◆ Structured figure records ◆
BEGIN
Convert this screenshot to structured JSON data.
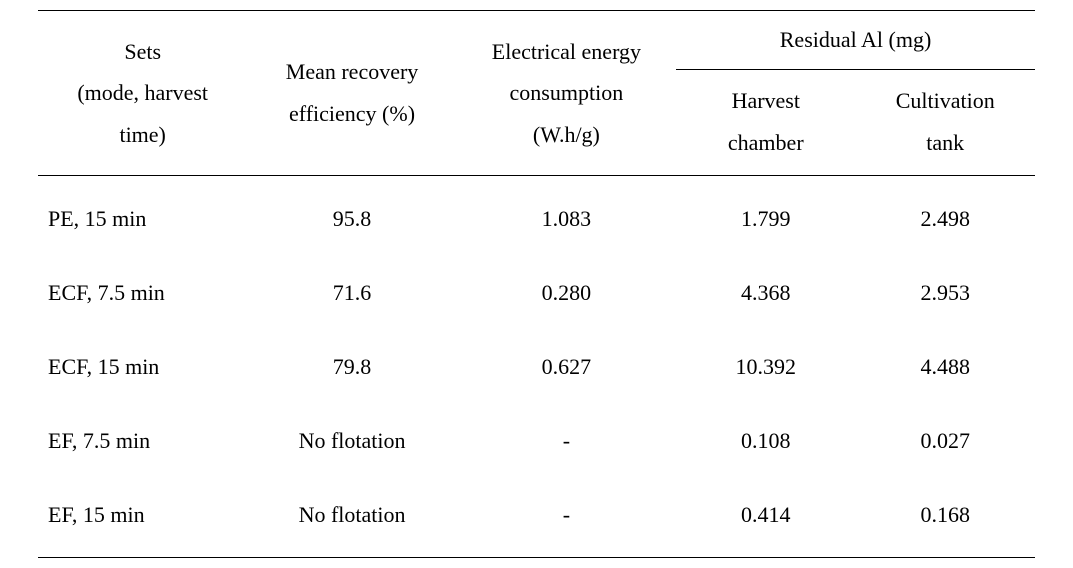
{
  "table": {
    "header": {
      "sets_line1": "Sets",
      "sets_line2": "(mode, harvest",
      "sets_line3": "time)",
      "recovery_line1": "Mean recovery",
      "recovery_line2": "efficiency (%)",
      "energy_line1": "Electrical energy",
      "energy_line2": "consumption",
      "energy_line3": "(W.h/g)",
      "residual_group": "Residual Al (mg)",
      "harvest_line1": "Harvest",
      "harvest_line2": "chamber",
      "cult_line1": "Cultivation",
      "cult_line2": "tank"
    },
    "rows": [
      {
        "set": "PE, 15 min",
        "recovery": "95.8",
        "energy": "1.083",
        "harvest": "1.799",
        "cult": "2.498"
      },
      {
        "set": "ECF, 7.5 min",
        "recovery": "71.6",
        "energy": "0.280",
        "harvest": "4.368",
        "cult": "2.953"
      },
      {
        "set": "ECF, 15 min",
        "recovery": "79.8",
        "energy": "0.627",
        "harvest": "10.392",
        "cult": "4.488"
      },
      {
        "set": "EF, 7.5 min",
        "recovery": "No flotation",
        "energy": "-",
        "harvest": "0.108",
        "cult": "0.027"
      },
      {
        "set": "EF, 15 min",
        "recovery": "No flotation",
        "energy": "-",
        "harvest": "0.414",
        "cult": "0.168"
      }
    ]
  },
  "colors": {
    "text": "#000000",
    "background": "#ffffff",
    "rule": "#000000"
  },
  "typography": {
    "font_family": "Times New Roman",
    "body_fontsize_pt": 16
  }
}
END
BEGIN
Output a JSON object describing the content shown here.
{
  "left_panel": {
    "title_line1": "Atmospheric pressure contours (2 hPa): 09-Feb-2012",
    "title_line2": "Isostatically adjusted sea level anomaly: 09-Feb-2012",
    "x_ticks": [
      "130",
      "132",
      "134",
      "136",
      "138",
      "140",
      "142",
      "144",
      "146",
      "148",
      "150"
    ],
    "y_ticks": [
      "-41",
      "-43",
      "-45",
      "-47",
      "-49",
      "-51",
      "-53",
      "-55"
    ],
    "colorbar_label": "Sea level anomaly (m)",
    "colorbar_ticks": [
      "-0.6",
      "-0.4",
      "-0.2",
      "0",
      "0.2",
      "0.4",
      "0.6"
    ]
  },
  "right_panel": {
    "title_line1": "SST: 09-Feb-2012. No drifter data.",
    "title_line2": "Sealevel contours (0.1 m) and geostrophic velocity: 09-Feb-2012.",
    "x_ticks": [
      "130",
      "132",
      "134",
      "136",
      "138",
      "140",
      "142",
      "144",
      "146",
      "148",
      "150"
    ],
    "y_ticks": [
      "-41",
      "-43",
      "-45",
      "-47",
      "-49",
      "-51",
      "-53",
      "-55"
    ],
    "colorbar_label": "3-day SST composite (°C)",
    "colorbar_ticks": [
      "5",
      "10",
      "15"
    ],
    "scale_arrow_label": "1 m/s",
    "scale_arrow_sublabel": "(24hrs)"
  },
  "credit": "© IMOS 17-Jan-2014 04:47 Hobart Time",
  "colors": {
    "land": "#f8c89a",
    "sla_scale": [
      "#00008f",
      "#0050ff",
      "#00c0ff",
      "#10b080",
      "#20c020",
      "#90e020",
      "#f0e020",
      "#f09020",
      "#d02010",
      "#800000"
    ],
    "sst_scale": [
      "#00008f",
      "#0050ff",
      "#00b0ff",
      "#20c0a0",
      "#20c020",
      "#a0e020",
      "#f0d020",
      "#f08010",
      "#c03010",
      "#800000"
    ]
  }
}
END
◆ OBJECTIVE ◆
Filter the listing above by the word "JSON"; copy each line that passes.

◆ FULL OUTPUT ◆
Convert this screenshot to structured JSON data.
Output a JSON object describing the content shown here.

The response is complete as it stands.